=== Exercise input ===
>>>
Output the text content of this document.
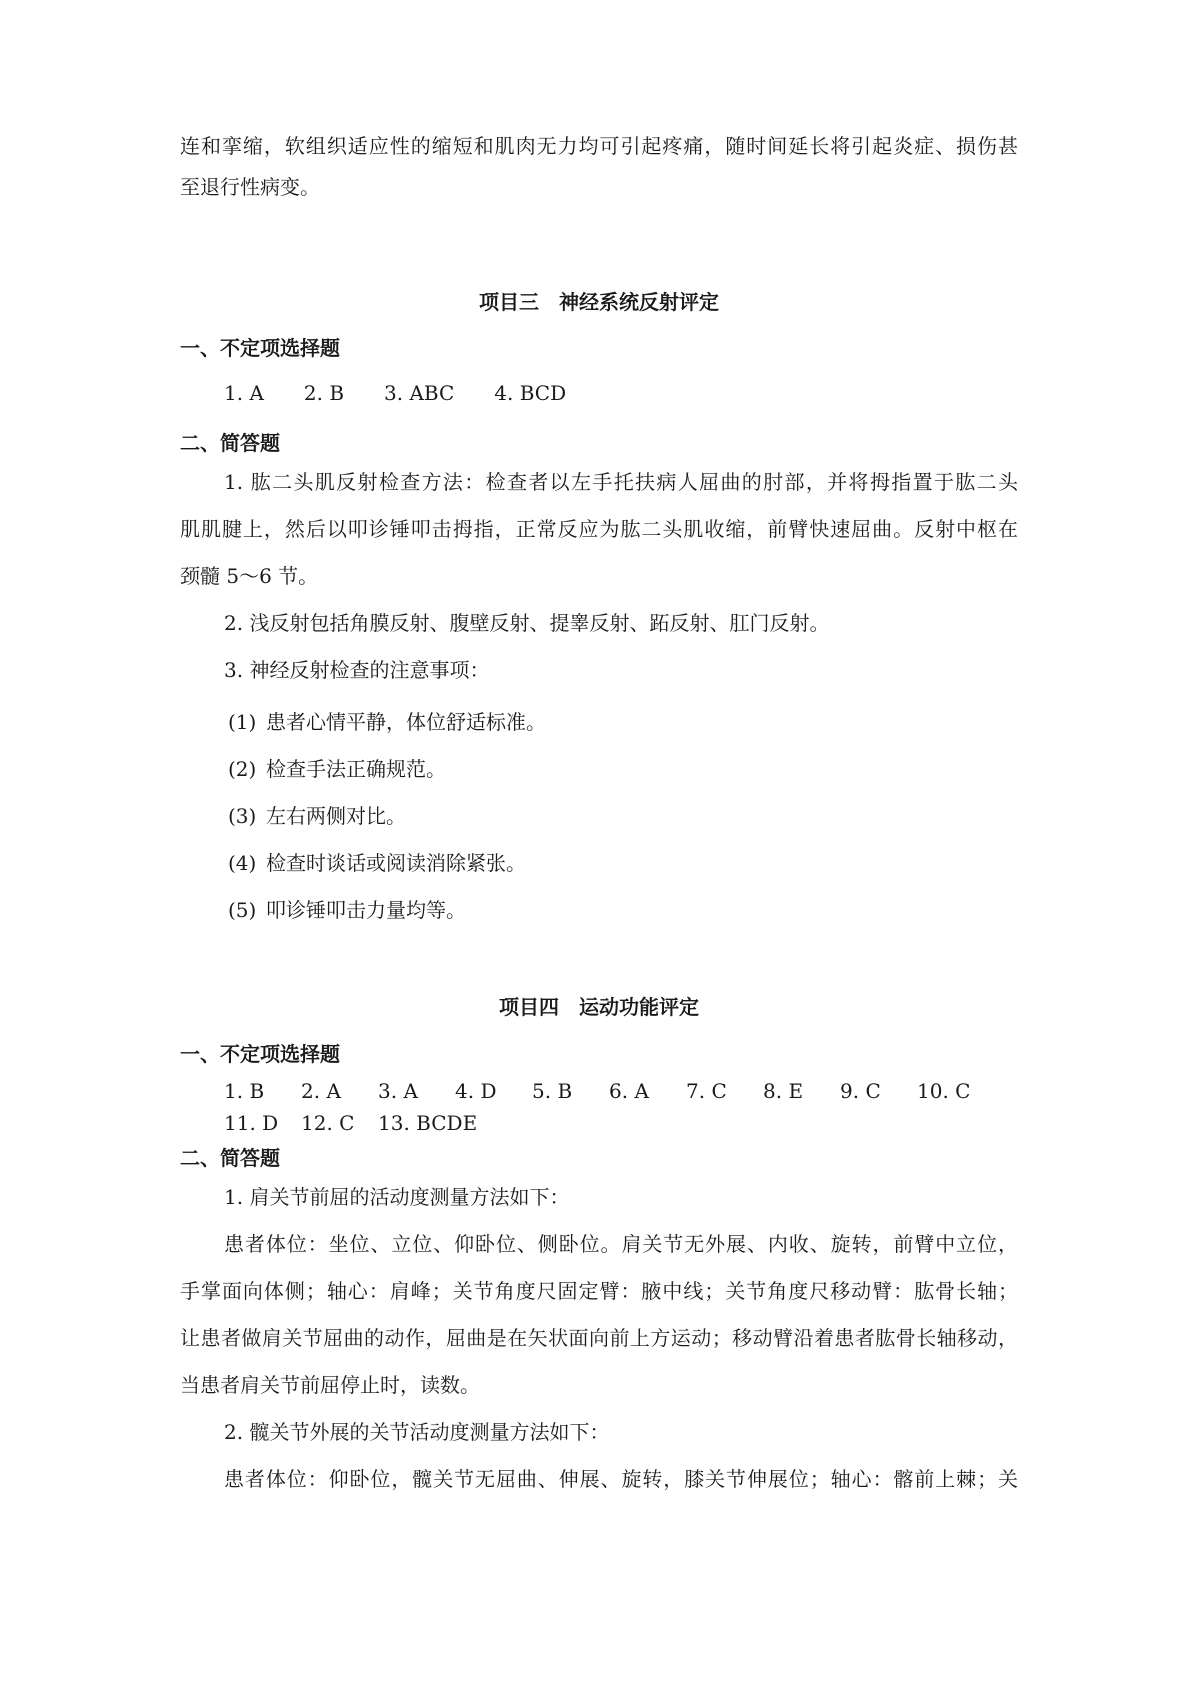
连和挛缩，软组织适应性的缩短和肌肉无力均可引起疼痛，随时间延长将引起炎症、损伤甚

至退行性病变。

项目三　神经系统反射评定
一、不定项选择题
1. A 2. B 3. ABC 4. BCD
二、简答题

1. 肱二头肌反射检查方法：检查者以左手托扶病人屈曲的肘部，并将拇指置于肱二头

肌肌腱上，然后以叩诊锤叩击拇指，正常反应为肱二头肌收缩，前臂快速屈曲。反射中枢在

颈髓 5～6 节。

2. 浅反射包括角膜反射、腹壁反射、提睾反射、跖反射、肛门反射。

3. 神经反射检查的注意事项：

(1) 患者心情平静，体位舒适标准。

(2) 检查手法正确规范。

(3) 左右两侧对比。

(4) 检查时谈话或阅读消除紧张。

(5) 叩诊锤叩击力量均等。

项目四　运动功能评定
一、不定项选择题
1. B	2. A	3. A	4. D	5. B	6. A	7. C	8. E	9. C	10. C
11. D	12. C	13. BCDE
二、简答题

1. 肩关节前屈的活动度测量方法如下：

患者体位：坐位、立位、仰卧位、侧卧位。肩关节无外展、内收、旋转，前臂中立位，

手掌面向体侧；轴心：肩峰；关节角度尺固定臂：腋中线；关节角度尺移动臂：肱骨长轴；

让患者做肩关节屈曲的动作，屈曲是在矢状面向前上方运动；移动臂沿着患者肱骨长轴移动，

当患者肩关节前屈停止时，读数。

2. 髋关节外展的关节活动度测量方法如下：

患者体位：仰卧位，髋关节无屈曲、伸展、旋转，膝关节伸展位；轴心：髂前上棘；关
<<<
=== Directions ===
Keep every word of the data as it is when you write it out, but drop the pictures.

=== Output for this exercise ===
Output the text content of this document.
连和挛缩，软组织适应性的缩短和肌肉无力均可引起疼痛，随时间延长将引起炎症、损伤甚

至退行性病变。

项目三　神经系统反射评定
一、不定项选择题
1. A 2. B 3. ABC 4. BCD
二、简答题

1. 肱二头肌反射检查方法：检查者以左手托扶病人屈曲的肘部，并将拇指置于肱二头

肌肌腱上，然后以叩诊锤叩击拇指，正常反应为肱二头肌收缩，前臂快速屈曲。反射中枢在

颈髓 5～6 节。

2. 浅反射包括角膜反射、腹壁反射、提睾反射、跖反射、肛门反射。

3. 神经反射检查的注意事项：

(1) 患者心情平静，体位舒适标准。

(2) 检查手法正确规范。

(3) 左右两侧对比。

(4) 检查时谈话或阅读消除紧张。

(5) 叩诊锤叩击力量均等。

项目四　运动功能评定
一、不定项选择题
1. B	2. A	3. A	4. D	5. B	6. A	7. C	8. E	9. C	10. C
11. D	12. C	13. BCDE
二、简答题

1. 肩关节前屈的活动度测量方法如下：

患者体位：坐位、立位、仰卧位、侧卧位。肩关节无外展、内收、旋转，前臂中立位，

手掌面向体侧；轴心：肩峰；关节角度尺固定臂：腋中线；关节角度尺移动臂：肱骨长轴；

让患者做肩关节屈曲的动作，屈曲是在矢状面向前上方运动；移动臂沿着患者肱骨长轴移动，

当患者肩关节前屈停止时，读数。

2. 髋关节外展的关节活动度测量方法如下：

患者体位：仰卧位，髋关节无屈曲、伸展、旋转，膝关节伸展位；轴心：髂前上棘；关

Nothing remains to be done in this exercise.